DIRECTIONS FOR THIS TASK
Leave out any pictures and transcribe all other data below exactly.

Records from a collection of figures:
**********

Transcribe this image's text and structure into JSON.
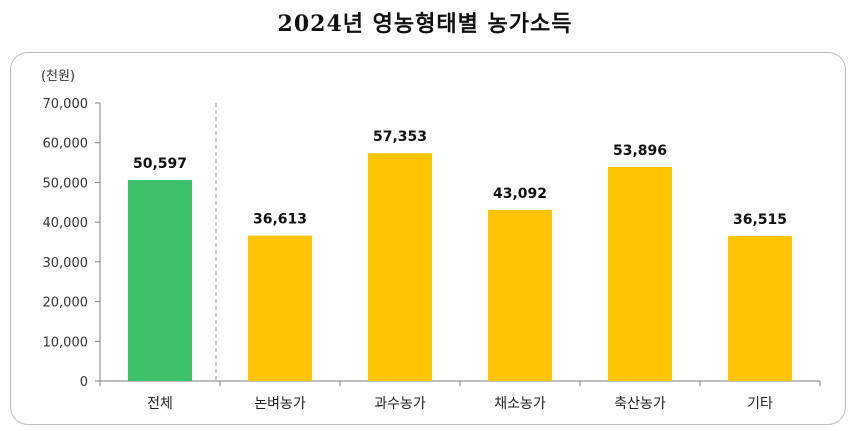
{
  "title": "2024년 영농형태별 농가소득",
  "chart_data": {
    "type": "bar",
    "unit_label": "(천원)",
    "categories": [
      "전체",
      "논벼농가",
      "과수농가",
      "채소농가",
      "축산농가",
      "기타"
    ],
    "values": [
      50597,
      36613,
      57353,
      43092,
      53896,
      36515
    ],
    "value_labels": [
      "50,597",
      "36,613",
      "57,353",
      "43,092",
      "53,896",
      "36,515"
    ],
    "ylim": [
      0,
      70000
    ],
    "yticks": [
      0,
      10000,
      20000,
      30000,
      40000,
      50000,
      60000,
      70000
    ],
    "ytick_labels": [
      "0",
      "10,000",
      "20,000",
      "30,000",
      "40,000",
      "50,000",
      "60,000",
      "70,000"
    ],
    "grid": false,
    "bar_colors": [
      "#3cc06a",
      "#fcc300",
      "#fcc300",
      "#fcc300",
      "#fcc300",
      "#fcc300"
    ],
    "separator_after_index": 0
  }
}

**********

OUTPUT BELOW
Transcribe this image's text and structure into JSON.
{
  "title": "2024년 영농형태별 농가소득",
  "chart_data": {
    "type": "bar",
    "unit_label": "(천원)",
    "categories": [
      "전체",
      "논벼농가",
      "과수농가",
      "채소농가",
      "축산농가",
      "기타"
    ],
    "values": [
      50597,
      36613,
      57353,
      43092,
      53896,
      36515
    ],
    "value_labels": [
      "50,597",
      "36,613",
      "57,353",
      "43,092",
      "53,896",
      "36,515"
    ],
    "ylim": [
      0,
      70000
    ],
    "yticks": [
      0,
      10000,
      20000,
      30000,
      40000,
      50000,
      60000,
      70000
    ],
    "ytick_labels": [
      "0",
      "10,000",
      "20,000",
      "30,000",
      "40,000",
      "50,000",
      "60,000",
      "70,000"
    ],
    "grid": false,
    "bar_colors": [
      "#3cc06a",
      "#fcc300",
      "#fcc300",
      "#fcc300",
      "#fcc300",
      "#fcc300"
    ],
    "separator_after_index": 0
  }
}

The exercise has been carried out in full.